Some records:
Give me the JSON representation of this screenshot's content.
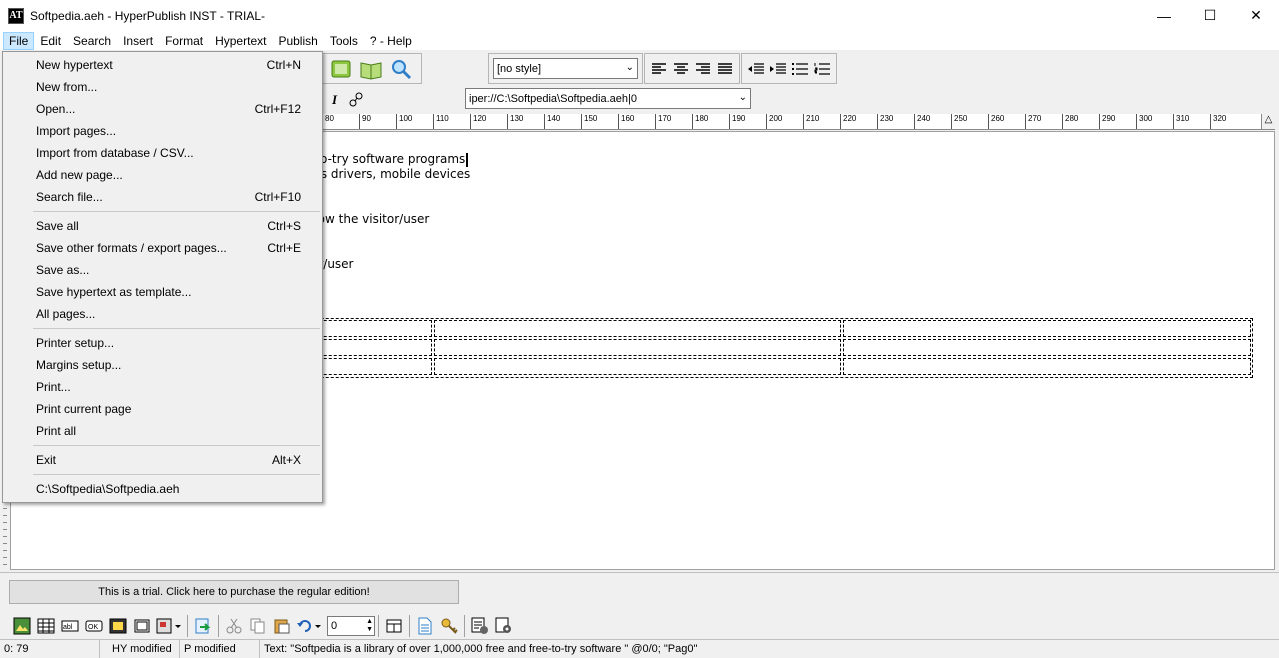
{
  "window": {
    "title": "Softpedia.aeh - HyperPublish INST - TRIAL-",
    "app_icon": "AT"
  },
  "menubar": [
    "File",
    "Edit",
    "Search",
    "Insert",
    "Format",
    "Hypertext",
    "Publish",
    "Tools",
    "? - Help"
  ],
  "toolbar": {
    "style_select": "[no style]",
    "url_select": "iper://C:\\Softpedia\\Softpedia.aeh|0"
  },
  "ruler": [
    "80",
    "90",
    "100",
    "110",
    "120",
    "130",
    "140",
    "150",
    "160",
    "170",
    "180",
    "190",
    "200",
    "210",
    "220",
    "230",
    "240",
    "250",
    "260",
    "270",
    "280",
    "290",
    "300",
    "310",
    "320"
  ],
  "editor": {
    "lines": [
      "-to-try software programs",
      "ws drivers, mobile devices",
      "llow the visitor/user",
      "or/user"
    ]
  },
  "file_menu": {
    "groups": [
      [
        {
          "label": "New hypertext",
          "shortcut": "Ctrl+N"
        },
        {
          "label": "New from...",
          "shortcut": ""
        },
        {
          "label": "Open...",
          "shortcut": "Ctrl+F12"
        },
        {
          "label": "Import pages...",
          "shortcut": ""
        },
        {
          "label": "Import from database / CSV...",
          "shortcut": ""
        },
        {
          "label": "Add new page...",
          "shortcut": ""
        },
        {
          "label": "Search file...",
          "shortcut": "Ctrl+F10"
        }
      ],
      [
        {
          "label": "Save all",
          "shortcut": "Ctrl+S"
        },
        {
          "label": "Save other formats / export pages...",
          "shortcut": "Ctrl+E"
        },
        {
          "label": "Save as...",
          "shortcut": ""
        },
        {
          "label": "Save hypertext as template...",
          "shortcut": ""
        },
        {
          "label": "All pages...",
          "shortcut": ""
        }
      ],
      [
        {
          "label": "Printer setup...",
          "shortcut": ""
        },
        {
          "label": "Margins setup...",
          "shortcut": ""
        },
        {
          "label": "Print...",
          "shortcut": ""
        },
        {
          "label": "Print current page",
          "shortcut": ""
        },
        {
          "label": "Print all",
          "shortcut": ""
        }
      ],
      [
        {
          "label": "Exit",
          "shortcut": "Alt+X"
        }
      ],
      [
        {
          "label": "C:\\Softpedia\\Softpedia.aeh",
          "shortcut": ""
        }
      ]
    ]
  },
  "trial_button": "This is a trial. Click here to purchase the regular edition!",
  "bottom_toolbar": {
    "spin_value": "0"
  },
  "statusbar": {
    "position": "0: 79",
    "hy_status": "HY modified",
    "p_status": "P modified",
    "text_info": "Text: \"Softpedia is a library of over 1,000,000 free and free-to-try software \" @0/0; \"Pag0\""
  }
}
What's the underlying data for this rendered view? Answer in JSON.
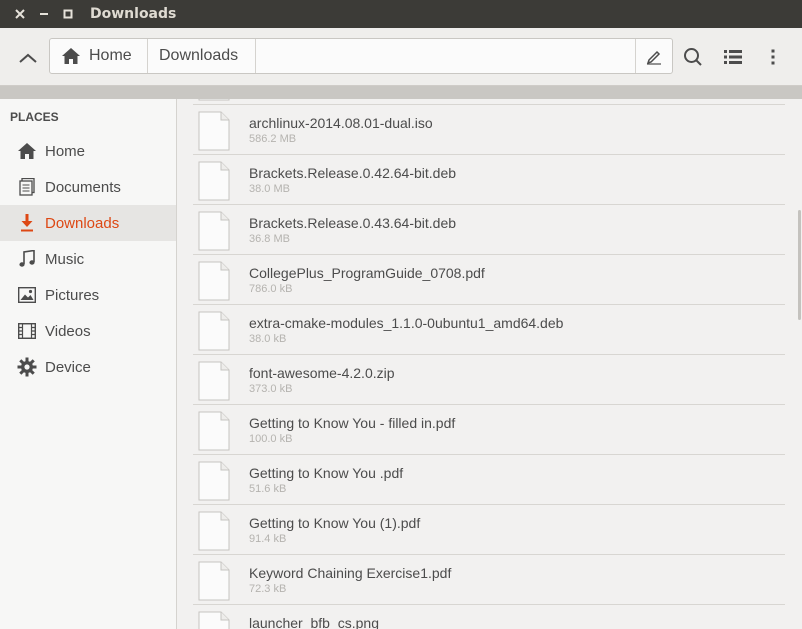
{
  "window": {
    "title": "Downloads"
  },
  "header": {
    "breadcrumbs": [
      {
        "label": "Home",
        "icon": "home-icon"
      },
      {
        "label": "Downloads"
      }
    ],
    "icons": [
      "up-arrow-icon",
      "edit-icon",
      "search-icon",
      "list-view-icon",
      "menu-icon"
    ]
  },
  "sidebar": {
    "header": "PLACES",
    "items": [
      {
        "label": "Home",
        "icon": "home-icon",
        "active": false
      },
      {
        "label": "Documents",
        "icon": "documents-icon",
        "active": false
      },
      {
        "label": "Downloads",
        "icon": "download-icon",
        "active": true
      },
      {
        "label": "Music",
        "icon": "music-icon",
        "active": false
      },
      {
        "label": "Pictures",
        "icon": "pictures-icon",
        "active": false
      },
      {
        "label": "Videos",
        "icon": "videos-icon",
        "active": false
      },
      {
        "label": "Device",
        "icon": "device-icon",
        "active": false
      }
    ]
  },
  "files": [
    {
      "name": "archlinux-2014.08.01-dual.iso",
      "size": "586.2 MB"
    },
    {
      "name": "Brackets.Release.0.42.64-bit.deb",
      "size": "38.0 MB"
    },
    {
      "name": "Brackets.Release.0.43.64-bit.deb",
      "size": "36.8 MB"
    },
    {
      "name": "CollegePlus_ProgramGuide_0708.pdf",
      "size": "786.0 kB"
    },
    {
      "name": "extra-cmake-modules_1.1.0-0ubuntu1_amd64.deb",
      "size": "38.0 kB"
    },
    {
      "name": "font-awesome-4.2.0.zip",
      "size": "373.0 kB"
    },
    {
      "name": "Getting to Know You - filled in.pdf",
      "size": "100.0 kB"
    },
    {
      "name": "Getting to Know You .pdf",
      "size": "51.6 kB"
    },
    {
      "name": "Getting to Know You (1).pdf",
      "size": "91.4 kB"
    },
    {
      "name": "Keyword Chaining Exercise1.pdf",
      "size": "72.3 kB"
    },
    {
      "name": "launcher_bfb_cs.png",
      "size": ""
    }
  ],
  "colors": {
    "accent": "#dd4814",
    "titlebar": "#3c3b37"
  }
}
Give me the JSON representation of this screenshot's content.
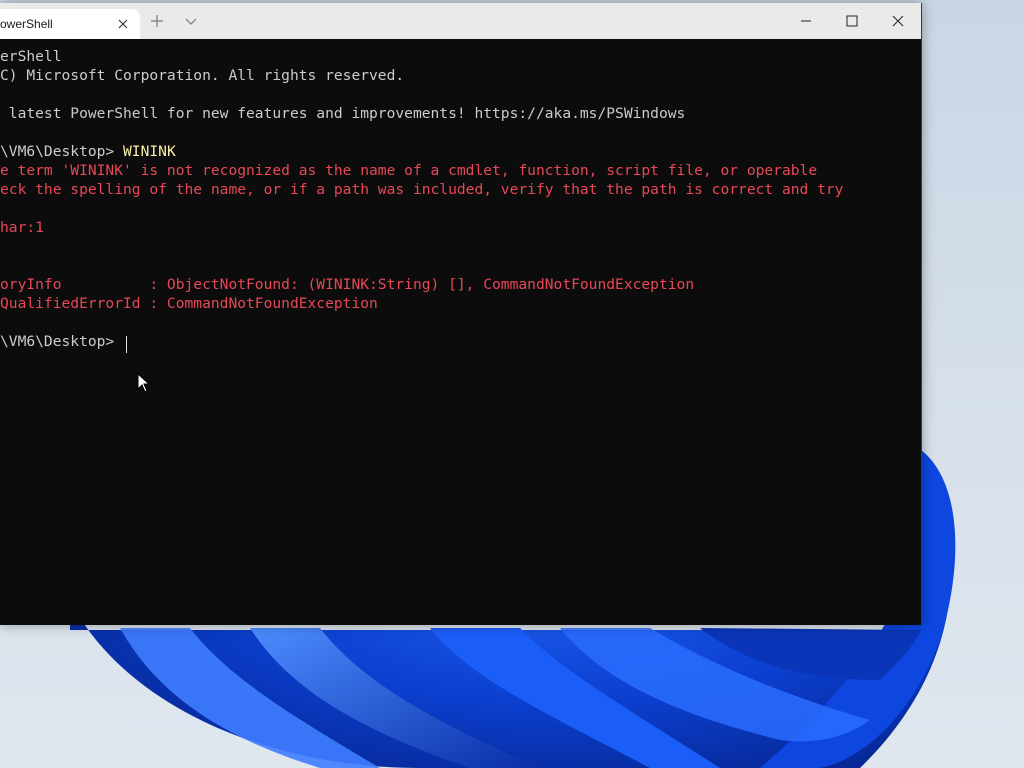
{
  "window": {
    "tab_title": "owerShell",
    "new_tab_label": "+",
    "colors": {
      "background": "#0c0c0c",
      "text": "#cccccc",
      "error": "#e74856",
      "command": "#f9f1a5",
      "titlebar": "#eaeaea"
    },
    "icons": {
      "tab_close": "close-icon",
      "new_tab": "plus-icon",
      "dropdown": "chevron-down-icon",
      "minimize": "minimize-icon",
      "maximize": "maximize-icon",
      "close": "close-icon"
    }
  },
  "console": {
    "lines": [
      "erShell",
      "C) Microsoft Corporation. All rights reserved.",
      "",
      " latest PowerShell for new features and improvements! https://aka.ms/PSWindows",
      "",
      "\\VM6\\Desktop> ",
      "e term 'WININK' is not recognized as the name of a cmdlet, function, script file, or operable",
      "eck the spelling of the name, or if a path was included, verify that the path is correct and try",
      "",
      "har:1",
      "",
      "",
      "oryInfo          : ObjectNotFound: (WININK:String) [], CommandNotFoundException",
      "QualifiedErrorId : CommandNotFoundException",
      "",
      "\\VM6\\Desktop> "
    ],
    "typed_command": "WININK"
  }
}
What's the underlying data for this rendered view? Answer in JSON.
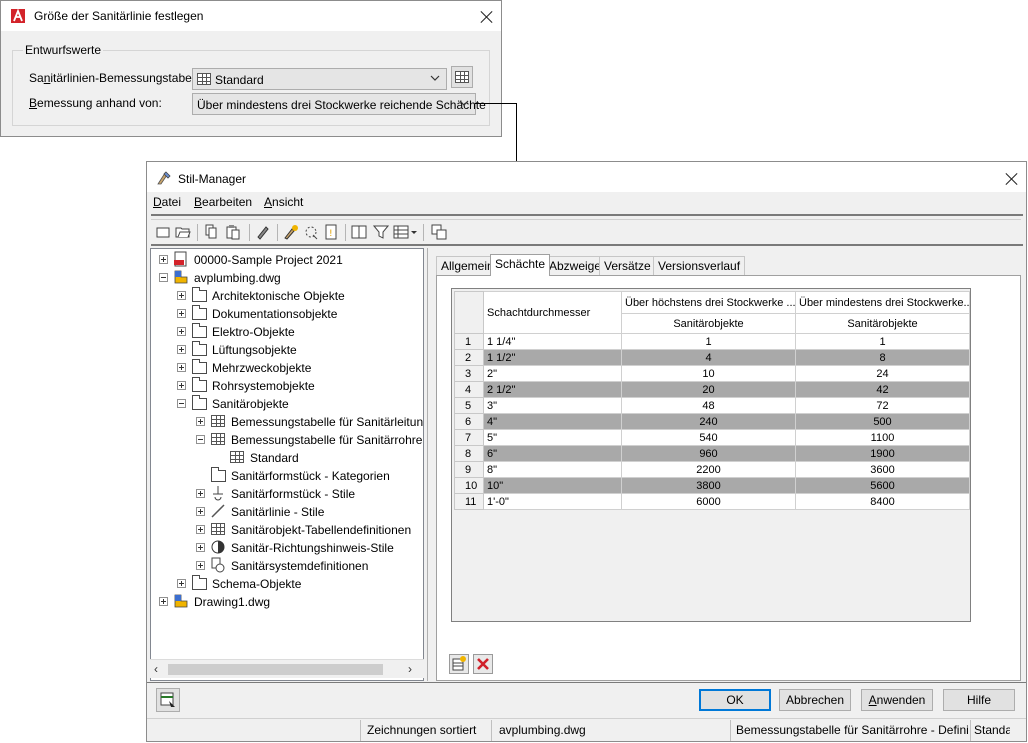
{
  "dialog1": {
    "title": "Größe der Sanitärlinie festlegen",
    "group_label": "Entwurfswerte",
    "table_label_pre": "Sa",
    "table_label_u": "n",
    "table_label_post": "itärlinien-Bemessungstabelle:",
    "table_value": "Standard",
    "basis_label_u": "B",
    "basis_label_post": "emessung anhand von:",
    "basis_value": "Über mindestens drei Stockwerke reichende Schächte"
  },
  "style_manager": {
    "title": "Stil-Manager",
    "menu": [
      {
        "u": "D",
        "rest": "atei"
      },
      {
        "u": "B",
        "rest": "earbeiten"
      },
      {
        "u": "A",
        "pre": "",
        "rest": "nsicht"
      }
    ],
    "tree": [
      {
        "label": "00000-Sample Project 2021",
        "depth": 0,
        "exp": "plus",
        "icon": "project-icon"
      },
      {
        "label": "avplumbing.dwg",
        "depth": 0,
        "exp": "minus",
        "icon": "drawing-icon"
      },
      {
        "label": "Architektonische Objekte",
        "depth": 1,
        "exp": "plus",
        "icon": "folder-icon"
      },
      {
        "label": "Dokumentationsobjekte",
        "depth": 1,
        "exp": "plus",
        "icon": "folder-icon"
      },
      {
        "label": "Elektro-Objekte",
        "depth": 1,
        "exp": "plus",
        "icon": "folder-icon"
      },
      {
        "label": "Lüftungsobjekte",
        "depth": 1,
        "exp": "plus",
        "icon": "folder-icon"
      },
      {
        "label": "Mehrzweckobjekte",
        "depth": 1,
        "exp": "plus",
        "icon": "folder-icon"
      },
      {
        "label": "Rohrsystemobjekte",
        "depth": 1,
        "exp": "plus",
        "icon": "folder-icon"
      },
      {
        "label": "Sanitärobjekte",
        "depth": 1,
        "exp": "minus",
        "icon": "folder-icon"
      },
      {
        "label": "Bemessungstabelle für Sanitärleitungen",
        "depth": 2,
        "exp": "plus",
        "icon": "table-icon"
      },
      {
        "label": "Bemessungstabelle für Sanitärrohre",
        "depth": 2,
        "exp": "minus",
        "icon": "table-icon"
      },
      {
        "label": "Standard",
        "depth": 3,
        "exp": "",
        "icon": "table-icon"
      },
      {
        "label": "Sanitärformstück - Kategorien",
        "depth": 2,
        "exp": "",
        "icon": "folder-icon"
      },
      {
        "label": "Sanitärformstück - Stile",
        "depth": 2,
        "exp": "plus",
        "icon": "fitting-icon"
      },
      {
        "label": "Sanitärlinie - Stile",
        "depth": 2,
        "exp": "plus",
        "icon": "line-icon"
      },
      {
        "label": "Sanitärobjekt-Tabellendefinitionen",
        "depth": 2,
        "exp": "plus",
        "icon": "table-icon"
      },
      {
        "label": "Sanitär-Richtungshinweis-Stile",
        "depth": 2,
        "exp": "plus",
        "icon": "direction-icon"
      },
      {
        "label": "Sanitärsystemdefinitionen",
        "depth": 2,
        "exp": "plus",
        "icon": "system-icon"
      },
      {
        "label": "Schema-Objekte",
        "depth": 1,
        "exp": "plus",
        "icon": "folder-icon"
      },
      {
        "label": "Drawing1.dwg",
        "depth": 0,
        "exp": "plus",
        "icon": "drawing-icon"
      }
    ],
    "tabs": [
      "Allgemein",
      "Schächte",
      "Abzweige",
      "Versätze",
      "Versionsverlauf"
    ],
    "active_tab": 1,
    "table": {
      "col1_header": "Schachtdurchmesser",
      "col2_header": "Über höchstens drei Stockwerke ...",
      "col3_header": "Über mindestens drei Stockwerke...",
      "col2_sub": "Sanitärobjekte",
      "col3_sub": "Sanitärobjekte",
      "rows": [
        [
          "1",
          "1 1/4\"",
          "1",
          "1"
        ],
        [
          "2",
          "1 1/2\"",
          "4",
          "8"
        ],
        [
          "3",
          "2\"",
          "10",
          "24"
        ],
        [
          "4",
          "2 1/2\"",
          "20",
          "42"
        ],
        [
          "5",
          "3\"",
          "48",
          "72"
        ],
        [
          "6",
          "4\"",
          "240",
          "500"
        ],
        [
          "7",
          "5\"",
          "540",
          "1100"
        ],
        [
          "8",
          "6\"",
          "960",
          "1900"
        ],
        [
          "9",
          "8\"",
          "2200",
          "3600"
        ],
        [
          "10",
          "10\"",
          "3800",
          "5600"
        ],
        [
          "11",
          "1'-0\"",
          "6000",
          "8400"
        ]
      ]
    },
    "buttons": {
      "ok": "OK",
      "cancel": "Abbrechen",
      "apply_u": "A",
      "apply_rest": "nwenden",
      "help": "Hilfe"
    },
    "status": {
      "sort": "Zeichnungen sortiert",
      "file": "avplumbing.dwg",
      "path": "Bemessungstabelle für Sanitärrohre - Definit",
      "last": "Standa"
    }
  }
}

- GOAL OF THE EXERCISE -
Filter the entries down to the lines with the word "from" in them.

- ANSWER TO THIS PROBLEM -
          "label": "New from...",
          "label": "Import from database / CSV...",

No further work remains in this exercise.